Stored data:
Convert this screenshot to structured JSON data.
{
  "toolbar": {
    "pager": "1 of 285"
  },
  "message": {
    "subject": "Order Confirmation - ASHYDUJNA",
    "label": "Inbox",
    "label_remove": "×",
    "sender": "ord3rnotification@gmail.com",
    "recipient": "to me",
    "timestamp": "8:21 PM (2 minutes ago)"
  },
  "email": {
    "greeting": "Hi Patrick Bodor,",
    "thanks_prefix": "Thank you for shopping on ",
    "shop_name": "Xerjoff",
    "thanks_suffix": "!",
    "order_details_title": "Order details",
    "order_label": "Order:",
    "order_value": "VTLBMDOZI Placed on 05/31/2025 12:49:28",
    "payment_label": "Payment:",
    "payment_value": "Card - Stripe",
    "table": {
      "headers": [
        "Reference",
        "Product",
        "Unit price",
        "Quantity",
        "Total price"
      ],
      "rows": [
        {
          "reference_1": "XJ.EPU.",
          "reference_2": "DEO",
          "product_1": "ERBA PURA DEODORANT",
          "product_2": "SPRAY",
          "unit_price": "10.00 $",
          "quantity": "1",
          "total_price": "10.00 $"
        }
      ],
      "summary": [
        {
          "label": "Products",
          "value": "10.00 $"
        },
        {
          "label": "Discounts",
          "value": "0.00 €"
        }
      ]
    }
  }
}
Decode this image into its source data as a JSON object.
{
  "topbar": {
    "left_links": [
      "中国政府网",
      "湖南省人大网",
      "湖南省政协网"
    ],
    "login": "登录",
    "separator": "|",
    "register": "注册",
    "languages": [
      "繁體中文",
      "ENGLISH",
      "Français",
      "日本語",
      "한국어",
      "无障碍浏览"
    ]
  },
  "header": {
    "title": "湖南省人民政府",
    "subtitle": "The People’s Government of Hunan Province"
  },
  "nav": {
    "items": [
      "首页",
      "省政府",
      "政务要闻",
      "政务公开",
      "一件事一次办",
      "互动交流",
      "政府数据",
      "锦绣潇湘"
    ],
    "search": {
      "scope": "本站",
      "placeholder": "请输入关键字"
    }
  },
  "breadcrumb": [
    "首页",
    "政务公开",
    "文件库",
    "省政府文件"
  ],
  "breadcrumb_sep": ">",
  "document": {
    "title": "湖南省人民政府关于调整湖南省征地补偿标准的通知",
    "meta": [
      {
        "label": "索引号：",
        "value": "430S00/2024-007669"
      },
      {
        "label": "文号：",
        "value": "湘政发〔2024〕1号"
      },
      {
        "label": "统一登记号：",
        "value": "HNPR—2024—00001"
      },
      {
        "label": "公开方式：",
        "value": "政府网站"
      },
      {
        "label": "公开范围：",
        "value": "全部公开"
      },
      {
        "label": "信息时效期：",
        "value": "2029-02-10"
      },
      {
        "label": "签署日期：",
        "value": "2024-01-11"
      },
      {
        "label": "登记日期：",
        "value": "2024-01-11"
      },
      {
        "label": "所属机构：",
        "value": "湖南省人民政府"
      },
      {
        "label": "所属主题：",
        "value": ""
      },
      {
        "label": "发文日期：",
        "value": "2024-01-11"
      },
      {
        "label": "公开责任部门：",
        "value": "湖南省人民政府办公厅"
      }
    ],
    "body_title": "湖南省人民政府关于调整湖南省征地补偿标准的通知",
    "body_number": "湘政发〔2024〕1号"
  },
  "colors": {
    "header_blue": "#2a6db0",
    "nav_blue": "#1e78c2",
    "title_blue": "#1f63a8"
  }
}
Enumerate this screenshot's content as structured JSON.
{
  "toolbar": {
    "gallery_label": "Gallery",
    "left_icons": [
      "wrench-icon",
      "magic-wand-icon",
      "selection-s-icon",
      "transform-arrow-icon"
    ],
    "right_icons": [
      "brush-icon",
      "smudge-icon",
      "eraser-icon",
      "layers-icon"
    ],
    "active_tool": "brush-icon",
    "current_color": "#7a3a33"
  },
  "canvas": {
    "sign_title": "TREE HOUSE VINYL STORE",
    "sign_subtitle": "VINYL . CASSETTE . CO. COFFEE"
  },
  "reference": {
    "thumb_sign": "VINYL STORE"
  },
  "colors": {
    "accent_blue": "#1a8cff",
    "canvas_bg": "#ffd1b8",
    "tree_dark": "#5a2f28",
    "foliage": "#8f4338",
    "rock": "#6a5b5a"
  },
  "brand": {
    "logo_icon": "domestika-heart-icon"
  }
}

YOUR GOAL: Give the count of lines in the data above that hold the string "structured", with no additional words.

TASK ANSWER: 2